··· SUPPLIED ENTRIES ···

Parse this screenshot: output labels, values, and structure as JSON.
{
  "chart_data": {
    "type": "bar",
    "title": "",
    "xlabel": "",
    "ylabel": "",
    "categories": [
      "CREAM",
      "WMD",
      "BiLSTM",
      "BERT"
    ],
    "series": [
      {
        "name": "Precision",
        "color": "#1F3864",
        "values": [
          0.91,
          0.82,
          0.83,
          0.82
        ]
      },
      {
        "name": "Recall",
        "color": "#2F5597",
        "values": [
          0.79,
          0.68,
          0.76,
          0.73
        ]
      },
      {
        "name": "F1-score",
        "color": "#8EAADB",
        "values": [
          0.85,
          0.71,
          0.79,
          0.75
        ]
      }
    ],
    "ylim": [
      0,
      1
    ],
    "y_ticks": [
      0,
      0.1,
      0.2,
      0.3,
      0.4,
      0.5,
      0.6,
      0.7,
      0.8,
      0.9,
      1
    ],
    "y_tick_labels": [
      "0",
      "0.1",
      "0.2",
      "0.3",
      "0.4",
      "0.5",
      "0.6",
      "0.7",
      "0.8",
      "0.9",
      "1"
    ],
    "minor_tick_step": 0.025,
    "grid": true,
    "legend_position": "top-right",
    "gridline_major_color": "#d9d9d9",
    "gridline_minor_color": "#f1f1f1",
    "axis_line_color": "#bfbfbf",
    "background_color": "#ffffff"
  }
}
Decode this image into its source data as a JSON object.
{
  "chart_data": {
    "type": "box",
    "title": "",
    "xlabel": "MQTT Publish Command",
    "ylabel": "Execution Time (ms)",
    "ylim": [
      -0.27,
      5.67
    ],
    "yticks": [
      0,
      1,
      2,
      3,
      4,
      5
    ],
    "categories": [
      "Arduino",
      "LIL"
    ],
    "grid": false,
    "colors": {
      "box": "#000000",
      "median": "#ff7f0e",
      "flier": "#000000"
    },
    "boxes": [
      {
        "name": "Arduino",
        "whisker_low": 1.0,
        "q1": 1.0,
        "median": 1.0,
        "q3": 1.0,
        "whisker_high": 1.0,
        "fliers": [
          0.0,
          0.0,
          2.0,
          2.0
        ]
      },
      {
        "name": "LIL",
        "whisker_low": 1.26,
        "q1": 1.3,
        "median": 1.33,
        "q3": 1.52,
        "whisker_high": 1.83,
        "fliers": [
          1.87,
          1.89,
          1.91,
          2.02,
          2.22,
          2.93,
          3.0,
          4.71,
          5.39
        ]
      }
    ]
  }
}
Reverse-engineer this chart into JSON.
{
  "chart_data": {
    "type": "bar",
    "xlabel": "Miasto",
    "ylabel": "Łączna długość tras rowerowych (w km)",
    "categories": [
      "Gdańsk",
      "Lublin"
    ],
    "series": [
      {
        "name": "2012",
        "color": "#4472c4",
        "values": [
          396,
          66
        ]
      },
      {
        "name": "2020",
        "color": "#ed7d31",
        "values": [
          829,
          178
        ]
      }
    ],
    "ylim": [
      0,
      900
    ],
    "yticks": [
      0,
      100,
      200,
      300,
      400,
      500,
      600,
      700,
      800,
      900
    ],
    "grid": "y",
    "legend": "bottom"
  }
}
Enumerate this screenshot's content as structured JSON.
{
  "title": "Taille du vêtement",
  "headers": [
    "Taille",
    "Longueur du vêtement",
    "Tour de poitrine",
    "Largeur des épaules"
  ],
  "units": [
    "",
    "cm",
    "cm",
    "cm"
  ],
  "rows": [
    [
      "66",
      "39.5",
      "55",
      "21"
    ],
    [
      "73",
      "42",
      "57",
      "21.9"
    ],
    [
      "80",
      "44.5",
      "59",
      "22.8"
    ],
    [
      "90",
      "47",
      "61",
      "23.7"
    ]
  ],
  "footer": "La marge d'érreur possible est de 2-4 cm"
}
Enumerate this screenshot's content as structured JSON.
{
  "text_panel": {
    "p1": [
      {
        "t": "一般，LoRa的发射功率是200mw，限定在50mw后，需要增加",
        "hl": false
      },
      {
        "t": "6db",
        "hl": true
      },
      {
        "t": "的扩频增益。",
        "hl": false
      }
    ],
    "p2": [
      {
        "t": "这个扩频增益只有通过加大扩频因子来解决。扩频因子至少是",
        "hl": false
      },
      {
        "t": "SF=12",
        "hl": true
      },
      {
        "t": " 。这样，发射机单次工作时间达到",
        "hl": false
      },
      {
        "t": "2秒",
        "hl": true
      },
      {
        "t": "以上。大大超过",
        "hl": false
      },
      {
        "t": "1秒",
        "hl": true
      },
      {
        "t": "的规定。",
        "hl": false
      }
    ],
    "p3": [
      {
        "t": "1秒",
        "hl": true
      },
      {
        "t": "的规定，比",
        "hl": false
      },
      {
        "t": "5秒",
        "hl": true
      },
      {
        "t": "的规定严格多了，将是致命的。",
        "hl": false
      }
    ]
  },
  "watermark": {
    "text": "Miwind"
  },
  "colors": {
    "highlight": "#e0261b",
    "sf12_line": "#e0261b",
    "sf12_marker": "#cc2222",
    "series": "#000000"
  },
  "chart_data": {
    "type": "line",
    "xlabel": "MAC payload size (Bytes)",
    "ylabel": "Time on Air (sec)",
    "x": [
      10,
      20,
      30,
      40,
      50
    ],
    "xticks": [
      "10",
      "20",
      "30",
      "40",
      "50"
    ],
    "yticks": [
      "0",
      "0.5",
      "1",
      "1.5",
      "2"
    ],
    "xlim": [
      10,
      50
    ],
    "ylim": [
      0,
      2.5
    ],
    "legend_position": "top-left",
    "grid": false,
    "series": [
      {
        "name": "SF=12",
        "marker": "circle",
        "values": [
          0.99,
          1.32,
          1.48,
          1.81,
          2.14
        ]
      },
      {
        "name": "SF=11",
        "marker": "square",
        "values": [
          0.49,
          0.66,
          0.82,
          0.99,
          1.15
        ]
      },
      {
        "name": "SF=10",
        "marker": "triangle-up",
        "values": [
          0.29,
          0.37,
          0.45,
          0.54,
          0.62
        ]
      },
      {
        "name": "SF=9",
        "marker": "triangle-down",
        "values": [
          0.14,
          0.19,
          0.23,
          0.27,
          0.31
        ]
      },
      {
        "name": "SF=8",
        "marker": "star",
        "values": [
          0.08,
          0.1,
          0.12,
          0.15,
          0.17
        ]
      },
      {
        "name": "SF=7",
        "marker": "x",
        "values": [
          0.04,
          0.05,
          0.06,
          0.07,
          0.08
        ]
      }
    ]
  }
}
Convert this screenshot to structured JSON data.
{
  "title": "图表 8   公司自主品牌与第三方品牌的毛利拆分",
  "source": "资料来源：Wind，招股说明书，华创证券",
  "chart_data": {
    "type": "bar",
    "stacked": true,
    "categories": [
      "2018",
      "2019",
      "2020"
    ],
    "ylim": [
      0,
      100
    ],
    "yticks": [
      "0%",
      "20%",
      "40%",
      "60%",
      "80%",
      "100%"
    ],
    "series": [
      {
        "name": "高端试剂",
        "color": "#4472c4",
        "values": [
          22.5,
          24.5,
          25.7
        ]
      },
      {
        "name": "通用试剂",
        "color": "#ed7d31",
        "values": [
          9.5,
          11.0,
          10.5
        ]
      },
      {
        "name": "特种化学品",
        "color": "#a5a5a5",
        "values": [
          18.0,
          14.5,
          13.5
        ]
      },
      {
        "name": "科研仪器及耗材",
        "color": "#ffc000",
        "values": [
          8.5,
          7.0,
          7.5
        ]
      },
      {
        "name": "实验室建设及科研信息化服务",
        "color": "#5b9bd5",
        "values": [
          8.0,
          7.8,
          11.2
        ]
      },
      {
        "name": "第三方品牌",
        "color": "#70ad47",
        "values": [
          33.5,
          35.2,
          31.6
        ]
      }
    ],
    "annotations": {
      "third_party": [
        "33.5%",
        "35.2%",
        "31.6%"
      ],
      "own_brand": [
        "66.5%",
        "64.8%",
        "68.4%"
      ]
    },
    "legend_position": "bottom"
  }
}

···

EXERCISE DIRECTIONS → Find each line that has the word "xlabel", then copy it out.

SOLUTION FOR THIS PROBLEM →
    "xlabel": "",
    "xlabel": "MQTT Publish Command",
    "xlabel": "Miasto",
    "xlabel": "MAC payload size (Bytes)",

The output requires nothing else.